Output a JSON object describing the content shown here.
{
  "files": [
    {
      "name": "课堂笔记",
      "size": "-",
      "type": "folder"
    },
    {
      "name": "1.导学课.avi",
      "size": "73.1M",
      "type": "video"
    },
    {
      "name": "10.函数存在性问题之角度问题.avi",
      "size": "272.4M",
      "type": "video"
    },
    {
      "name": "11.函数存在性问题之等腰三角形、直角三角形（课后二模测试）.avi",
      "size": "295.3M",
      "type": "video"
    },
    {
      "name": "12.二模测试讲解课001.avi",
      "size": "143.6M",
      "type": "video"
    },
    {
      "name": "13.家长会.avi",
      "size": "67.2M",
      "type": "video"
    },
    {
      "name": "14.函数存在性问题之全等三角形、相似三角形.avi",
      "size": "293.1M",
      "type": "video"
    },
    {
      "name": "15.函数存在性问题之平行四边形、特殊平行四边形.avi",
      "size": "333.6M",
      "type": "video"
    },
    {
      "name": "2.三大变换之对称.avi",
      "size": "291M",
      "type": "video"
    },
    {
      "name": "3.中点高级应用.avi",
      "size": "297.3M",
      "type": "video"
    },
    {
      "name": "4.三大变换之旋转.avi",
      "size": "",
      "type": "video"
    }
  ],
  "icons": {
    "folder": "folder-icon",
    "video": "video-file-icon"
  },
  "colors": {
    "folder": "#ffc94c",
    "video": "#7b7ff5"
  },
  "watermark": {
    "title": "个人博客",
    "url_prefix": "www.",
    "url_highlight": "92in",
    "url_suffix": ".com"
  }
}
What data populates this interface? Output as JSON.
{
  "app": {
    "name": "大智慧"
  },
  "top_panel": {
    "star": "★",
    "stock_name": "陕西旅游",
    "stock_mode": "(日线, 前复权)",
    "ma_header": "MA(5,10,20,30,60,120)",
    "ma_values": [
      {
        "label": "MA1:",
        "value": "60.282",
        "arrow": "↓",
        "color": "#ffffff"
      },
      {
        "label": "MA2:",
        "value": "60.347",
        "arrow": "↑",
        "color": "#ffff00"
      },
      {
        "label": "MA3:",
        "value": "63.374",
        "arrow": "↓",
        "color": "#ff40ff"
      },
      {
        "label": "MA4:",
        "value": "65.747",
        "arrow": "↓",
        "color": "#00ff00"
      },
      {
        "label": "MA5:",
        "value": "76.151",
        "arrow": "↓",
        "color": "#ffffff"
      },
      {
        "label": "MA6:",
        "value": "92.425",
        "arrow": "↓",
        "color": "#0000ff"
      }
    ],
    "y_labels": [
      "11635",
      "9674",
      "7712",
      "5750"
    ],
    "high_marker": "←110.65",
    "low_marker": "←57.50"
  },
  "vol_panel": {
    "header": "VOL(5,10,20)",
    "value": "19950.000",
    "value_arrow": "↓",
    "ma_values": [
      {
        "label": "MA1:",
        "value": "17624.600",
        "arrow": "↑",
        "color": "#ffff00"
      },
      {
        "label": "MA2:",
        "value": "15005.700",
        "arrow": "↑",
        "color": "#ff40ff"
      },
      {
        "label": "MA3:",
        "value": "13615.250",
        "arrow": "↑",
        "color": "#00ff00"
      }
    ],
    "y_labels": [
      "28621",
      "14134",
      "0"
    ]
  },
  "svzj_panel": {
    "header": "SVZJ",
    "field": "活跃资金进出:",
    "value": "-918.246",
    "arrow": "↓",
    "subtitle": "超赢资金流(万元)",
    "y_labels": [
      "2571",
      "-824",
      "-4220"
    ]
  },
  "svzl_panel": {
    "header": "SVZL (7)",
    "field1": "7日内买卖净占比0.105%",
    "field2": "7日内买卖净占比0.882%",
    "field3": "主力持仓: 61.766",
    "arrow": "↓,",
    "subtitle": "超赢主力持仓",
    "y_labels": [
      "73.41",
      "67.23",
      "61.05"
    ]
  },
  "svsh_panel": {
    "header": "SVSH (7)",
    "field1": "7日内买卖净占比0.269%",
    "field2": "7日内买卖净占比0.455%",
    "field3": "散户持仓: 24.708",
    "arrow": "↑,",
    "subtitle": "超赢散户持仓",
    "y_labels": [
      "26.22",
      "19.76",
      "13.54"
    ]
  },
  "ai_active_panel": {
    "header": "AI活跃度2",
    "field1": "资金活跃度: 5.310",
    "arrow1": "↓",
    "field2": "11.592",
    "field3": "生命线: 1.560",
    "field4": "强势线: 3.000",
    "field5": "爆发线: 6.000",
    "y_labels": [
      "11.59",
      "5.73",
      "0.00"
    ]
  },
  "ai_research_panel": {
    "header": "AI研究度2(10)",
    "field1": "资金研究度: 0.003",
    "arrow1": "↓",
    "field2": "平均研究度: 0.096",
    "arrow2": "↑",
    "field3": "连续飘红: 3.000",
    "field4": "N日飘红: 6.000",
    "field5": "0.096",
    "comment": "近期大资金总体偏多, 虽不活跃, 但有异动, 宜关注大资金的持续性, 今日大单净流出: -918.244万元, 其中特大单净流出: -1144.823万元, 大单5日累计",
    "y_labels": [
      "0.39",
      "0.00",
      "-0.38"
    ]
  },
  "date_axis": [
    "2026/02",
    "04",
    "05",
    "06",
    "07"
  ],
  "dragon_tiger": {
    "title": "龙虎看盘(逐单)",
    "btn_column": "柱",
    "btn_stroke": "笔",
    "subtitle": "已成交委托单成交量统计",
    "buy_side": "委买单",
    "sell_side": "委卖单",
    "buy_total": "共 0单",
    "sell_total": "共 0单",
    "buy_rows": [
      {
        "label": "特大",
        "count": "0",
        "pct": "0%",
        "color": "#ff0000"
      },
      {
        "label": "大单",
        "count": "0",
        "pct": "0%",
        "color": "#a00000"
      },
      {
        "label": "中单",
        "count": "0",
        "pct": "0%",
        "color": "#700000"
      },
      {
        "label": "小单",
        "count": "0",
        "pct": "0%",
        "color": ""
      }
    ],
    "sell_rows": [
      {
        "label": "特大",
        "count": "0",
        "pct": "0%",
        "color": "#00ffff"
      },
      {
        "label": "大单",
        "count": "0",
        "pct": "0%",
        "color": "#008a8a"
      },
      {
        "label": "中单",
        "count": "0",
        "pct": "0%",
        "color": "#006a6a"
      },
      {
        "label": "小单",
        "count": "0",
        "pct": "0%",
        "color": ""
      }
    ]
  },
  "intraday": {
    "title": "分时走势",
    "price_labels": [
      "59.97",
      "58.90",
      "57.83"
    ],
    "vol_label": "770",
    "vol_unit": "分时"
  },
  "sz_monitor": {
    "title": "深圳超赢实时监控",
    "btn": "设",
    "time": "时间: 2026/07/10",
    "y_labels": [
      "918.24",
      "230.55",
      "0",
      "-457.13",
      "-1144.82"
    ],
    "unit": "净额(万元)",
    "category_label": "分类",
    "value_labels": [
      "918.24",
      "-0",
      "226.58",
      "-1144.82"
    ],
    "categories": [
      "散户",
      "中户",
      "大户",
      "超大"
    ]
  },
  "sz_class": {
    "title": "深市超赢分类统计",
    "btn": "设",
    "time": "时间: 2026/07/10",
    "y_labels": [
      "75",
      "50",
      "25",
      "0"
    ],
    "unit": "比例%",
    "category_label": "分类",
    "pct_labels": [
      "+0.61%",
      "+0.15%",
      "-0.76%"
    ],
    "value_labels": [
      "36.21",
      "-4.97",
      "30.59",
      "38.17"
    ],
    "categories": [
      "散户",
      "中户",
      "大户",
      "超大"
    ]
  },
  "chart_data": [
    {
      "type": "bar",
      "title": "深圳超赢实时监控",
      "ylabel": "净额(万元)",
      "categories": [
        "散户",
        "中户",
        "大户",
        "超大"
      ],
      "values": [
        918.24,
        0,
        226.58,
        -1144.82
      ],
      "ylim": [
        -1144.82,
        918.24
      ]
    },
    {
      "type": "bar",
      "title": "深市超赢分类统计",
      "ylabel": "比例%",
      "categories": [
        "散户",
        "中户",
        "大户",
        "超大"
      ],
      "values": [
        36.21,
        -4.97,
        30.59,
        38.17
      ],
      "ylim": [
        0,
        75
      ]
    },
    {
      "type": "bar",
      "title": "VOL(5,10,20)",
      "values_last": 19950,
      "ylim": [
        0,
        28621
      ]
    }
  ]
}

What is required
Which lines contain "Output"? Show each of them.

Written solution
Output a JSON object describing the content shown here.
What data populates this interface? Output as JSON.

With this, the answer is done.